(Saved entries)
---*---
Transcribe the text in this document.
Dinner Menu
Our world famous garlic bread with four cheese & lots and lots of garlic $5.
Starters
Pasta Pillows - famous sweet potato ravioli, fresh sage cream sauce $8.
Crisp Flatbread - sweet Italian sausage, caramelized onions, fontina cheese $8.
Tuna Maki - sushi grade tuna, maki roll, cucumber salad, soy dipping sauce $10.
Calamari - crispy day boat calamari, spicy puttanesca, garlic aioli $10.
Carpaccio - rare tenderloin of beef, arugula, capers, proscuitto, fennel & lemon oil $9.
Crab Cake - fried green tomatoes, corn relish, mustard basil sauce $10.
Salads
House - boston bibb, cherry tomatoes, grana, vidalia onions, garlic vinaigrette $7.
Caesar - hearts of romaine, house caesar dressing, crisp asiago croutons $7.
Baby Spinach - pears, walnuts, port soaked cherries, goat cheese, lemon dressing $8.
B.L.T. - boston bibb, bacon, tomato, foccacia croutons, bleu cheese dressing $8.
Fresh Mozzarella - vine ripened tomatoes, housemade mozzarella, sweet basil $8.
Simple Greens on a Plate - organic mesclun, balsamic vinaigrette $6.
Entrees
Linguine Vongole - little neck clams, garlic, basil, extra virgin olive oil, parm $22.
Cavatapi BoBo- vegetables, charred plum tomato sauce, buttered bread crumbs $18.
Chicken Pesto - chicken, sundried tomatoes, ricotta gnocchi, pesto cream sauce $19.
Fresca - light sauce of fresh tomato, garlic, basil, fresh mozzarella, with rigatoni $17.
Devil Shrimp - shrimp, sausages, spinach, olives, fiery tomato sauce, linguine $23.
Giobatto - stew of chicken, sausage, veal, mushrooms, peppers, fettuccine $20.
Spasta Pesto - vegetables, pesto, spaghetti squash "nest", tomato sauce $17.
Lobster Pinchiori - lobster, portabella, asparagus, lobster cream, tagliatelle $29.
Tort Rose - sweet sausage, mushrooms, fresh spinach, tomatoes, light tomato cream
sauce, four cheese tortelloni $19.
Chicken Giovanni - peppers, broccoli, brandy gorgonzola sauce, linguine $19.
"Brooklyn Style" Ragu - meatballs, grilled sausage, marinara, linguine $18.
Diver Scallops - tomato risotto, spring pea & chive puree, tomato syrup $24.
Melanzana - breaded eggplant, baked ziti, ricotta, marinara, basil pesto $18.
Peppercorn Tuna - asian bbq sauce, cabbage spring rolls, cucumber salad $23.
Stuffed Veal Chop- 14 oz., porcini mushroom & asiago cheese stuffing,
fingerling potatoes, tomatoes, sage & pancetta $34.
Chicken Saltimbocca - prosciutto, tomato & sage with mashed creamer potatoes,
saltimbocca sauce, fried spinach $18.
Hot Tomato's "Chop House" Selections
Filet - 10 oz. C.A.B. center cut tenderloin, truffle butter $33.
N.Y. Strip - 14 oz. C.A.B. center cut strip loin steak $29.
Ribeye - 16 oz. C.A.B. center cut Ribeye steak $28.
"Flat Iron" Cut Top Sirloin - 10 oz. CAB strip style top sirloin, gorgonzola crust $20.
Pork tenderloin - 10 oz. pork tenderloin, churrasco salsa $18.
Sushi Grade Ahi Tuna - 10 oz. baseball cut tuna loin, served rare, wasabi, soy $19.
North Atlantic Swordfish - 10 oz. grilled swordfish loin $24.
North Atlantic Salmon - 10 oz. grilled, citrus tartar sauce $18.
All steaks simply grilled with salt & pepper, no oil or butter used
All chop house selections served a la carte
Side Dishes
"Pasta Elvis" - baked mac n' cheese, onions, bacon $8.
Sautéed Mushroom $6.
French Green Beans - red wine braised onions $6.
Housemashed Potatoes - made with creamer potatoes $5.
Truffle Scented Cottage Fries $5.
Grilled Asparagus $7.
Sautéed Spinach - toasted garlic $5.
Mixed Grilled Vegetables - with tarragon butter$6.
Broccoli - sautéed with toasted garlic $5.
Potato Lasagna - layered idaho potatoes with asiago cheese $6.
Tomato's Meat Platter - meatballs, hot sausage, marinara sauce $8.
---*---
Reproduce all of the data exactly as given.

Transcribe the text in this document.
Dinner Menu
Our world famous garlic bread with four cheese & lots and lots of garlic $5.
Starters
Pasta Pillows - famous sweet potato ravioli, fresh sage cream sauce $8.
Crisp Flatbread - sweet Italian sausage, caramelized onions, fontina cheese $8.
Tuna Maki - sushi grade tuna, maki roll, cucumber salad, soy dipping sauce $10.
Calamari - crispy day boat calamari, spicy puttanesca, garlic aioli $10.
Carpaccio - rare tenderloin of beef, arugula, capers, proscuitto, fennel & lemon oil $9.
Crab Cake - fried green tomatoes, corn relish, mustard basil sauce $10.
Salads
House - boston bibb, cherry tomatoes, grana, vidalia onions, garlic vinaigrette $7.
Caesar - hearts of romaine, house caesar dressing, crisp asiago croutons $7.
Baby Spinach - pears, walnuts, port soaked cherries, goat cheese, lemon dressing $8.
B.L.T. - boston bibb, bacon, tomato, foccacia croutons, bleu cheese dressing $8.
Fresh Mozzarella - vine ripened tomatoes, housemade mozzarella, sweet basil $8.
Simple Greens on a Plate - organic mesclun, balsamic vinaigrette $6.
Entrees
Linguine Vongole - little neck clams, garlic, basil, extra virgin olive oil, parm $22.
Cavatapi BoBo- vegetables, charred plum tomato sauce, buttered bread crumbs $18.
Chicken Pesto - chicken, sundried tomatoes, ricotta gnocchi, pesto cream sauce $19.
Fresca - light sauce of fresh tomato, garlic, basil, fresh mozzarella, with rigatoni $17.
Devil Shrimp - shrimp, sausages, spinach, olives, fiery tomato sauce, linguine $23.
Giobatto - stew of chicken, sausage, veal, mushrooms, peppers, fettuccine $20.
Spasta Pesto - vegetables, pesto, spaghetti squash "nest", tomato sauce $17.
Lobster Pinchiori - lobster, portabella, asparagus, lobster cream, tagliatelle $29.
Tort Rose - sweet sausage, mushrooms, fresh spinach, tomatoes, light tomato cream
sauce, four cheese tortelloni $19.
Chicken Giovanni - peppers, broccoli, brandy gorgonzola sauce, linguine $19.
"Brooklyn Style" Ragu - meatballs, grilled sausage, marinara, linguine $18.
Diver Scallops - tomato risotto, spring pea & chive puree, tomato syrup $24.
Melanzana - breaded eggplant, baked ziti, ricotta, marinara, basil pesto $18.
Peppercorn Tuna - asian bbq sauce, cabbage spring rolls, cucumber salad $23.
Stuffed Veal Chop- 14 oz., porcini mushroom & asiago cheese stuffing,
fingerling potatoes, tomatoes, sage & pancetta $34.
Chicken Saltimbocca - prosciutto, tomato & sage with mashed creamer potatoes,
saltimbocca sauce, fried spinach $18.
Hot Tomato's "Chop House" Selections
Filet - 10 oz. C.A.B. center cut tenderloin, truffle butter $33.
N.Y. Strip - 14 oz. C.A.B. center cut strip loin steak $29.
Ribeye - 16 oz. C.A.B. center cut Ribeye steak $28.
"Flat Iron" Cut Top Sirloin - 10 oz. CAB strip style top sirloin, gorgonzola crust $20.
Pork tenderloin - 10 oz. pork tenderloin, churrasco salsa $18.
Sushi Grade Ahi Tuna - 10 oz. baseball cut tuna loin, served rare, wasabi, soy $19.
North Atlantic Swordfish - 10 oz. grilled swordfish loin $24.
North Atlantic Salmon - 10 oz. grilled, citrus tartar sauce $18.
All steaks simply grilled with salt & pepper, no oil or butter used
All chop house selections served a la carte
Side Dishes
"Pasta Elvis" - baked mac n' cheese, onions, bacon $8.
Sautéed Mushroom $6.
French Green Beans - red wine braised onions $6.
Housemashed Potatoes - made with creamer potatoes $5.
Truffle Scented Cottage Fries $5.
Grilled Asparagus $7.
Sautéed Spinach - toasted garlic $5.
Mixed Grilled Vegetables - with tarragon butter$6.
Broccoli - sautéed with toasted garlic $5.
Potato Lasagna - layered idaho potatoes with asiago cheese $6.
Tomato's Meat Platter - meatballs, hot sausage, marinara sauce $8.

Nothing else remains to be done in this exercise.